▸ **DOCUMENT EXTRACT**:
----------------------------------------

# Using Invisible Thread



## southrngardngal (Oct 18, 2005)

I used invisible thread to do some quilting on a potholder. I found out that I do not like sewing with invisible thread. It breaks too easily. Looks good but I had to thread the needle after every line that I sewed. 

Do any of you use invisible thread? Any hints to making it more enjoyable to use? 

Thanks.

Jan


----------



## CJ (May 10, 2002)

Hi Jan,
I always loosen my upper tension by 2 when sewing with monofilament thread.


----------



## Dorothea (May 10, 2004)

i was also told to use regular thread on the bottom as well as loosen my tension


----------



## Iddee (Sep 25, 2005)

I started working full time repairing sewing machines in Jan., 1970. I made a career out of it and retired from my own sewing machine business June 30, 2007. I will tell you now, you do NOT want to use monofilament on your machine very often. It is VERY abrasive and will wear a groove in every part it runs across. It will wear your machine out VERY prematurely.


----------



## southrngardngal (Oct 18, 2005)

Thanks for the information.

Dorothea, at least I did one thing right. LOL. I did use regular thread in my bobbin.

Iddee, thanks for the advice. This is the first time I have ever use the monofilament and after my experience will probably be my last.

CJ, thank you for the information about loosening the tension

Jan


----------



## sewtlm (Mar 22, 2006)

What brand of mono filament are you using?

This can make a difference in how to set up the machine.
I also put the spool in a lage mouth cup behind the machine because it has a tendency to snake off the spool and wrap around the spool pin especially if it is upright/parallel. This is usually the cause of breakage.


----------



## Little Quacker in NC (May 9, 2002)

Here is the trick to using monofilament thread. Have a second bobbin case. Wind the "invisible" thread on your bobbin and ONLY use it in the bobbin.

I have a second bobbin case and that's all it's used for so the tension is always all set. That way this thread is not going through your tension up top or through any needles and you are not fooling around with your primary bobbin case. It goes a LONGGGG way!

This thread is a poor choice for hot pads as it will melt when subjected to heat. Use 100 per cent cotton thread for these.

I add binding, labels and hanging sleeves by machine on my quilts using the invisible thread in the bobbin. And always use the newer, quality brands that are flexible and high quality!. Using it this way it's fast and it won't show on the front of the quilt. Put your color thread of choice in the top of the machine to match what you are sewing on the back of your quilt...your invisible thread in the bobbin, set your machine on a narrow zig zag and Bobs Your Uncle! You're done! LOL

In the event you want this invisible thread for quilting a top, just turn the quilt over and quilt it from the back.

I can't imagine anyone wanting to do this as there are so many amazing threads these days to use for quilting...the variety is unending and loads of fun! If I am going to all of the trouble to quilt a top, I want it to be seen! I am a real fan of bright, loud colors for quilting threads too.LOL

Have fun and don't get discouraged. We all have to try what works for us and figure out what we like and don't like. 

LQ


----------



## southrngardngal (Oct 18, 2005)

----------------------------------------

▸ **RECORD EXCERPTS**:

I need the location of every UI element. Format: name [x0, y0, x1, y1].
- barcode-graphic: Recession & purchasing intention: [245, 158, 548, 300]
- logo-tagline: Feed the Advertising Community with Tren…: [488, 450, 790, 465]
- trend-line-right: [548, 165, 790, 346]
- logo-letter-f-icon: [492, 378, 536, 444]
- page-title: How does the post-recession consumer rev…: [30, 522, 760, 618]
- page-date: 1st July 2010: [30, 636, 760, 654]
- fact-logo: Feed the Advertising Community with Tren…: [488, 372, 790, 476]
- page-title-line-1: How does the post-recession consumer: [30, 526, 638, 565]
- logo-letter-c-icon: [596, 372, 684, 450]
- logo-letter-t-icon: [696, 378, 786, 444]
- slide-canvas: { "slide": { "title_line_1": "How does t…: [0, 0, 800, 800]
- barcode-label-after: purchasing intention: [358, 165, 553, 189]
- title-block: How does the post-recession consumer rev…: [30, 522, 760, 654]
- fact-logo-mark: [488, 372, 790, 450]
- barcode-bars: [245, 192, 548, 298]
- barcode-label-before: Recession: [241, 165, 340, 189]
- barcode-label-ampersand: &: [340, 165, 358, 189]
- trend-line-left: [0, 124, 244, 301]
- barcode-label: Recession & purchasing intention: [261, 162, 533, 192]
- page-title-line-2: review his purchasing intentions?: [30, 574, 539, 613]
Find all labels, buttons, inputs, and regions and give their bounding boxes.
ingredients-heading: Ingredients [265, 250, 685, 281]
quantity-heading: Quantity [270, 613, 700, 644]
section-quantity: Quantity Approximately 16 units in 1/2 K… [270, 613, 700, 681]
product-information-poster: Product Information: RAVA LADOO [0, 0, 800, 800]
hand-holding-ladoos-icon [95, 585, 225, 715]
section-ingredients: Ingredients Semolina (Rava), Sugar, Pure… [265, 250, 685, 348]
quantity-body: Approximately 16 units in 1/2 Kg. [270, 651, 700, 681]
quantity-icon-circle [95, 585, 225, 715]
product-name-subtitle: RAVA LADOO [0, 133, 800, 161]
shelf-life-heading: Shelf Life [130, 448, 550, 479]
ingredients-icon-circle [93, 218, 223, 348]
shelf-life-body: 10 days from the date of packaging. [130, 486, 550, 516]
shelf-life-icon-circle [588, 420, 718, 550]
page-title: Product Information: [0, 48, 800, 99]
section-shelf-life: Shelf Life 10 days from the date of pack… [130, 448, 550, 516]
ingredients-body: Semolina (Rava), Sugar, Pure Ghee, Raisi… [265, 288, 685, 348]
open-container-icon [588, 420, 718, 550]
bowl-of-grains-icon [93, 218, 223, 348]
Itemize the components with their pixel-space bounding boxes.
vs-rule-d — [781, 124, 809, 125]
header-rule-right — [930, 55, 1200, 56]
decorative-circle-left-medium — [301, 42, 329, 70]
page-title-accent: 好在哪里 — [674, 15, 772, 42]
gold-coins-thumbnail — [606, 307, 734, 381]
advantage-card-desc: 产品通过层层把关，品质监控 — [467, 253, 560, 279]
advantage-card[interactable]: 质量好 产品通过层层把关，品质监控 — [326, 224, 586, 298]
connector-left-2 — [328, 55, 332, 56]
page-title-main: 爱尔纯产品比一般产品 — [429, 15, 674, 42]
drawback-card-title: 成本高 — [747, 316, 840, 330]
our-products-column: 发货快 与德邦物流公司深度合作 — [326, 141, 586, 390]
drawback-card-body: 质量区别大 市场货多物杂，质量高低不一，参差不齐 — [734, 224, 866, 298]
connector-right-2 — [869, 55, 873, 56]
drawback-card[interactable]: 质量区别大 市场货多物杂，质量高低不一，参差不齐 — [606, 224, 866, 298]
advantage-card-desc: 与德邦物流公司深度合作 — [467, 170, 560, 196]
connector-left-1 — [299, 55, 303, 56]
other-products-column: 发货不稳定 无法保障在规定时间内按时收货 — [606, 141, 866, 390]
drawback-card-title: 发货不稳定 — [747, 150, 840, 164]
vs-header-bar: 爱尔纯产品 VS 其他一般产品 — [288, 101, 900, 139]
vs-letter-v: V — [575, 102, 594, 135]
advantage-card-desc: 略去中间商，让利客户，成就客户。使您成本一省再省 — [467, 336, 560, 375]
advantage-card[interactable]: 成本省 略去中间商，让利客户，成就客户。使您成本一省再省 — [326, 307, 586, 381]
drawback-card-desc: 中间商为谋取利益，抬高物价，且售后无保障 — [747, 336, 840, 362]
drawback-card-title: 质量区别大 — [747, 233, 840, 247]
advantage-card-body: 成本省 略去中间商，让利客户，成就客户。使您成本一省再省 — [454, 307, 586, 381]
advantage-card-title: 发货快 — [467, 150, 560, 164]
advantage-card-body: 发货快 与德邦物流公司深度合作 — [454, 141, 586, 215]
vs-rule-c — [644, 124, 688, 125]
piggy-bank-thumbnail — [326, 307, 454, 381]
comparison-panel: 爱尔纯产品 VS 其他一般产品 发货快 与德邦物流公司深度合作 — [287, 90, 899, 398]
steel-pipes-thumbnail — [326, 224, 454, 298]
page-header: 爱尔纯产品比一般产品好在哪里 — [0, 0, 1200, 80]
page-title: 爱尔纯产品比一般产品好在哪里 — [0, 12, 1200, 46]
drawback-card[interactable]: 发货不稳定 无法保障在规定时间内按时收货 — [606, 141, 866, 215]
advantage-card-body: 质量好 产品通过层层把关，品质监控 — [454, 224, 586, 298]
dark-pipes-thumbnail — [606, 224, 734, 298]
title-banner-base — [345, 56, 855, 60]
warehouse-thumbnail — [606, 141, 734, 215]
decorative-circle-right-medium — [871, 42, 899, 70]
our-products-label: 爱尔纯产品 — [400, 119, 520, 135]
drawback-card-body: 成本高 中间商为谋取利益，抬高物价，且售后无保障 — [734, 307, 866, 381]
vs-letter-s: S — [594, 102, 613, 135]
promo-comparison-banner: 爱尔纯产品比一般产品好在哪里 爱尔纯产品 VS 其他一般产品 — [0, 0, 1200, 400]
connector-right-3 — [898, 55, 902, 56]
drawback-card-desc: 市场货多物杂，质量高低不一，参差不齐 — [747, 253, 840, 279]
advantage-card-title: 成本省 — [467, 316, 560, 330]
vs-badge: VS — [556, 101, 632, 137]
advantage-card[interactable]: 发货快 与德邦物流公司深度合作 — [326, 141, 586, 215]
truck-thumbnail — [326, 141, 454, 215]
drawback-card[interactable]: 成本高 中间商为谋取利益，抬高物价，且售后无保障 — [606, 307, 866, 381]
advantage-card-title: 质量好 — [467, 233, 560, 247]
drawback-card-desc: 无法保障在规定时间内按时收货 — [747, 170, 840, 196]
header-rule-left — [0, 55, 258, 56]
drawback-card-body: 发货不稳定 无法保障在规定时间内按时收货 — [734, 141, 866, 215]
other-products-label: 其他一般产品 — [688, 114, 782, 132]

----------------------------------------

▸ **PROBLEMS AND TASKS**:
(a) According to the thread on using invisible thread, by how much does CJ loosen the upper tension when sewing with monofilament thread?
(b) Revise the stretch of the invisible thread discussion from "Iddee, thanks for" through "are you using?", changing "advice" to "warning".
(c) Translate this sentence from the invisible thread discussion into Spanish: "This thread is a poor choice for hot pads as it will melt when subjected to heat."

▸ **FULL ANSWERS**:
(a) By 2.

(b)
Iddee, thanks for the warning. This is the first time I have ever use the monofilament and after my experience will probably be my last.

CJ, thank you for the information about loosening the tension

Jan


----------



## sewtlm (Mar 22, 2006)

What brand of mono filament are you using?

(c) Este hilo es una mala elección para las agarraderas, ya que se derretirá cuando se someta al calor.